═════ SUPPLIED ENTRIES

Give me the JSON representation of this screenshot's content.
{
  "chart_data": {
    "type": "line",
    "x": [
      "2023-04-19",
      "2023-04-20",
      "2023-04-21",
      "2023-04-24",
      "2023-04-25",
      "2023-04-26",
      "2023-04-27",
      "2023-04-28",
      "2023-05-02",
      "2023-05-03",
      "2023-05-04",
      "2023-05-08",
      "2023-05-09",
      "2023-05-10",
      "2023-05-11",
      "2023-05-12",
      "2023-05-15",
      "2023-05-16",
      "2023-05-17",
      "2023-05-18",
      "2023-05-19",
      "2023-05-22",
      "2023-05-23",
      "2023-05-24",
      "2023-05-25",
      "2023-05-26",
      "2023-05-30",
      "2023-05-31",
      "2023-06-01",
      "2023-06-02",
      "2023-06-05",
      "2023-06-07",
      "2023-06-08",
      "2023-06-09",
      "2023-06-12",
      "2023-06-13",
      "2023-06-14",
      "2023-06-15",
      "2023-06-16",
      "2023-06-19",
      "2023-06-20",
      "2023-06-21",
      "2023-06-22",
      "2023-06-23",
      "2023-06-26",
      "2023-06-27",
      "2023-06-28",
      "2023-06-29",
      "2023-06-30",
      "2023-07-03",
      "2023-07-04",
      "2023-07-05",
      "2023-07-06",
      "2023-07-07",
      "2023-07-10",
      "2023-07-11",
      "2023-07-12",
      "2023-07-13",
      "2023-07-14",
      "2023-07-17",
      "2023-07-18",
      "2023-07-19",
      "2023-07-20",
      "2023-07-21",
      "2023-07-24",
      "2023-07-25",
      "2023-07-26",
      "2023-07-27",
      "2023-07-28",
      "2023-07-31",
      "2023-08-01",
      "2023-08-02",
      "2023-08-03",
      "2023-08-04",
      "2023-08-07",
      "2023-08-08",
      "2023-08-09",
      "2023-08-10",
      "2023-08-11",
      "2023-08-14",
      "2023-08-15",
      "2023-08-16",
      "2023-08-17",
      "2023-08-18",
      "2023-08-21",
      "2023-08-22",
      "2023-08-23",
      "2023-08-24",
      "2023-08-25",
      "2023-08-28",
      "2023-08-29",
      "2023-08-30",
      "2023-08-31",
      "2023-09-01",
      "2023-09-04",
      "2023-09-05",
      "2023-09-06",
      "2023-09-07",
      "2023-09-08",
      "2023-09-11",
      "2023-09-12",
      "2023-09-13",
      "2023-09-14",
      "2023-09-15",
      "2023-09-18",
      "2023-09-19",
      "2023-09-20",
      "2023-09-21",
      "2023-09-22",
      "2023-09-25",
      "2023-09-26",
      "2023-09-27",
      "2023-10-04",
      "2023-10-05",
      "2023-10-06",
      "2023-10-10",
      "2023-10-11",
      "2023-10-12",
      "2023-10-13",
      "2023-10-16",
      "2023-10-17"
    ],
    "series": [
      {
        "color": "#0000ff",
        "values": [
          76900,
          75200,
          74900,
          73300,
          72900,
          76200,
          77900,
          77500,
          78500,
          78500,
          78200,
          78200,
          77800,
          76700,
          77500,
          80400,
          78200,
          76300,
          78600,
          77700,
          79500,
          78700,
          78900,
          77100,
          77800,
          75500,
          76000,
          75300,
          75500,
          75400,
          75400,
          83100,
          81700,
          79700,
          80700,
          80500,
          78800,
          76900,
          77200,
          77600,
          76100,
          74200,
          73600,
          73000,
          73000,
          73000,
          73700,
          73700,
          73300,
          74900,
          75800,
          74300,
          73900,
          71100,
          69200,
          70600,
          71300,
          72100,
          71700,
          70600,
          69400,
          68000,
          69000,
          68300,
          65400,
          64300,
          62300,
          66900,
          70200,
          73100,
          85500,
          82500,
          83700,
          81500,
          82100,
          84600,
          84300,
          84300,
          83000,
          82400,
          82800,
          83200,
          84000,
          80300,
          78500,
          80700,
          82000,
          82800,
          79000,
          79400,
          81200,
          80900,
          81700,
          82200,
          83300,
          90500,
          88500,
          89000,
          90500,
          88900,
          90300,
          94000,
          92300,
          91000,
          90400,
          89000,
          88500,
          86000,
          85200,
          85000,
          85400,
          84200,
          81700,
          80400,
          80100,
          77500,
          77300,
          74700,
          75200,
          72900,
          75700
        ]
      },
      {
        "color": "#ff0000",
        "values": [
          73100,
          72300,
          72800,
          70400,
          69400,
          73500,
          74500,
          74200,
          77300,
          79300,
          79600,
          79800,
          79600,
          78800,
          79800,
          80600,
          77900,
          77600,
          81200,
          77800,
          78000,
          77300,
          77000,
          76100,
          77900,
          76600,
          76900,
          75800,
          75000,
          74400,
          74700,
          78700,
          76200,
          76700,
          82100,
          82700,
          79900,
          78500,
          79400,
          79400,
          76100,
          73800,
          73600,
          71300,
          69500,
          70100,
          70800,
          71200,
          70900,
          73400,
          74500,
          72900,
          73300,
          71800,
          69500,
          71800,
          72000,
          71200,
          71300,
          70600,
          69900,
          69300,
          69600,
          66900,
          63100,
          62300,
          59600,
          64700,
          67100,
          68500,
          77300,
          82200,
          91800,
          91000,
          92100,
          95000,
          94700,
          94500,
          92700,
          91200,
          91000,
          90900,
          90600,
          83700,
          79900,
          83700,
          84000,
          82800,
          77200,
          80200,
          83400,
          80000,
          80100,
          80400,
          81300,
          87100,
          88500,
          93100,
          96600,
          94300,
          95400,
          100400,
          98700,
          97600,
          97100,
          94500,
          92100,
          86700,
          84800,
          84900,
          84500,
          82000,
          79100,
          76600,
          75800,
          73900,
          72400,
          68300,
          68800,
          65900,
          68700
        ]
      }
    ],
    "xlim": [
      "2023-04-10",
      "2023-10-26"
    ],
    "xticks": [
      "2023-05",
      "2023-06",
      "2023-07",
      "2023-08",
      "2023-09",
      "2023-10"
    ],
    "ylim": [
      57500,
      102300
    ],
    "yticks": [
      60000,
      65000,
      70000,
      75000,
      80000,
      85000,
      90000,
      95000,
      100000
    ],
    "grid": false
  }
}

══════════

[SHORT TASK]
Pull out each record as written and restate it exactly.

[OUTPUT OF THE TASK]
Give me the JSON representation of this screenshot's content.
{
  "chart_data": {
    "type": "line",
    "x": [
      "2023-04-19",
      "2023-04-20",
      "2023-04-21",
      "2023-04-24",
      "2023-04-25",
      "2023-04-26",
      "2023-04-27",
      "2023-04-28",
      "2023-05-02",
      "2023-05-03",
      "2023-05-04",
      "2023-05-08",
      "2023-05-09",
      "2023-05-10",
      "2023-05-11",
      "2023-05-12",
      "2023-05-15",
      "2023-05-16",
      "2023-05-17",
      "2023-05-18",
      "2023-05-19",
      "2023-05-22",
      "2023-05-23",
      "2023-05-24",
      "2023-05-25",
      "2023-05-26",
      "2023-05-30",
      "2023-05-31",
      "2023-06-01",
      "2023-06-02",
      "2023-06-05",
      "2023-06-07",
      "2023-06-08",
      "2023-06-09",
      "2023-06-12",
      "2023-06-13",
      "2023-06-14",
      "2023-06-15",
      "2023-06-16",
      "2023-06-19",
      "2023-06-20",
      "2023-06-21",
      "2023-06-22",
      "2023-06-23",
      "2023-06-26",
      "2023-06-27",
      "2023-06-28",
      "2023-06-29",
      "2023-06-30",
      "2023-07-03",
      "2023-07-04",
      "2023-07-05",
      "2023-07-06",
      "2023-07-07",
      "2023-07-10",
      "2023-07-11",
      "2023-07-12",
      "2023-07-13",
      "2023-07-14",
      "2023-07-17",
      "2023-07-18",
      "2023-07-19",
      "2023-07-20",
      "2023-07-21",
      "2023-07-24",
      "2023-07-25",
      "2023-07-26",
      "2023-07-27",
      "2023-07-28",
      "2023-07-31",
      "2023-08-01",
      "2023-08-02",
      "2023-08-03",
      "2023-08-04",
      "2023-08-07",
      "2023-08-08",
      "2023-08-09",
      "2023-08-10",
      "2023-08-11",
      "2023-08-14",
      "2023-08-15",
      "2023-08-16",
      "2023-08-17",
      "2023-08-18",
      "2023-08-21",
      "2023-08-22",
      "2023-08-23",
      "2023-08-24",
      "2023-08-25",
      "2023-08-28",
      "2023-08-29",
      "2023-08-30",
      "2023-08-31",
      "2023-09-01",
      "2023-09-04",
      "2023-09-05",
      "2023-09-06",
      "2023-09-07",
      "2023-09-08",
      "2023-09-11",
      "2023-09-12",
      "2023-09-13",
      "2023-09-14",
      "2023-09-15",
      "2023-09-18",
      "2023-09-19",
      "2023-09-20",
      "2023-09-21",
      "2023-09-22",
      "2023-09-25",
      "2023-09-26",
      "2023-09-27",
      "2023-10-04",
      "2023-10-05",
      "2023-10-06",
      "2023-10-10",
      "2023-10-11",
      "2023-10-12",
      "2023-10-13",
      "2023-10-16",
      "2023-10-17"
    ],
    "series": [
      {
        "color": "#0000ff",
        "values": [
          76900,
          75200,
          74900,
          73300,
          72900,
          76200,
          77900,
          77500,
          78500,
          78500,
          78200,
          78200,
          77800,
          76700,
          77500,
          80400,
          78200,
          76300,
          78600,
          77700,
          79500,
          78700,
          78900,
          77100,
          77800,
          75500,
          76000,
          75300,
          75500,
          75400,
          75400,
          83100,
          81700,
          79700,
          80700,
          80500,
          78800,
          76900,
          77200,
          77600,
          76100,
          74200,
          73600,
          73000,
          73000,
          73000,
          73700,
          73700,
          73300,
          74900,
          75800,
          74300,
          73900,
          71100,
          69200,
          70600,
          71300,
          72100,
          71700,
          70600,
          69400,
          68000,
          69000,
          68300,
          65400,
          64300,
          62300,
          66900,
          70200,
          73100,
          85500,
          82500,
          83700,
          81500,
          82100,
          84600,
          84300,
          84300,
          83000,
          82400,
          82800,
          83200,
          84000,
          80300,
          78500,
          80700,
          82000,
          82800,
          79000,
          79400,
          81200,
          80900,
          81700,
          82200,
          83300,
          90500,
          88500,
          89000,
          90500,
          88900,
          90300,
          94000,
          92300,
          91000,
          90400,
          89000,
          88500,
          86000,
          85200,
          85000,
          85400,
          84200,
          81700,
          80400,
          80100,
          77500,
          77300,
          74700,
          75200,
          72900,
          75700
        ]
      },
      {
        "color": "#ff0000",
        "values": [
          73100,
          72300,
          72800,
          70400,
          69400,
          73500,
          74500,
          74200,
          77300,
          79300,
          79600,
          79800,
          79600,
          78800,
          79800,
          80600,
          77900,
          77600,
          81200,
          77800,
          78000,
          77300,
          77000,
          76100,
          77900,
          76600,
          76900,
          75800,
          75000,
          74400,
          74700,
          78700,
          76200,
          76700,
          82100,
          82700,
          79900,
          78500,
          79400,
          79400,
          76100,
          73800,
          73600,
          71300,
          69500,
          70100,
          70800,
          71200,
          70900,
          73400,
          74500,
          72900,
          73300,
          71800,
          69500,
          71800,
          72000,
          71200,
          71300,
          70600,
          69900,
          69300,
          69600,
          66900,
          63100,
          62300,
          59600,
          64700,
          67100,
          68500,
          77300,
          82200,
          91800,
          91000,
          92100,
          95000,
          94700,
          94500,
          92700,
          91200,
          91000,
          90900,
          90600,
          83700,
          79900,
          83700,
          84000,
          82800,
          77200,
          80200,
          83400,
          80000,
          80100,
          80400,
          81300,
          87100,
          88500,
          93100,
          96600,
          94300,
          95400,
          100400,
          98700,
          97600,
          97100,
          94500,
          92100,
          86700,
          84800,
          84900,
          84500,
          82000,
          79100,
          76600,
          75800,
          73900,
          72400,
          68300,
          68800,
          65900,
          68700
        ]
      }
    ],
    "xlim": [
      "2023-04-10",
      "2023-10-26"
    ],
    "xticks": [
      "2023-05",
      "2023-06",
      "2023-07",
      "2023-08",
      "2023-09",
      "2023-10"
    ],
    "ylim": [
      57500,
      102300
    ],
    "yticks": [
      60000,
      65000,
      70000,
      75000,
      80000,
      85000,
      90000,
      95000,
      100000
    ],
    "grid": false
  }
}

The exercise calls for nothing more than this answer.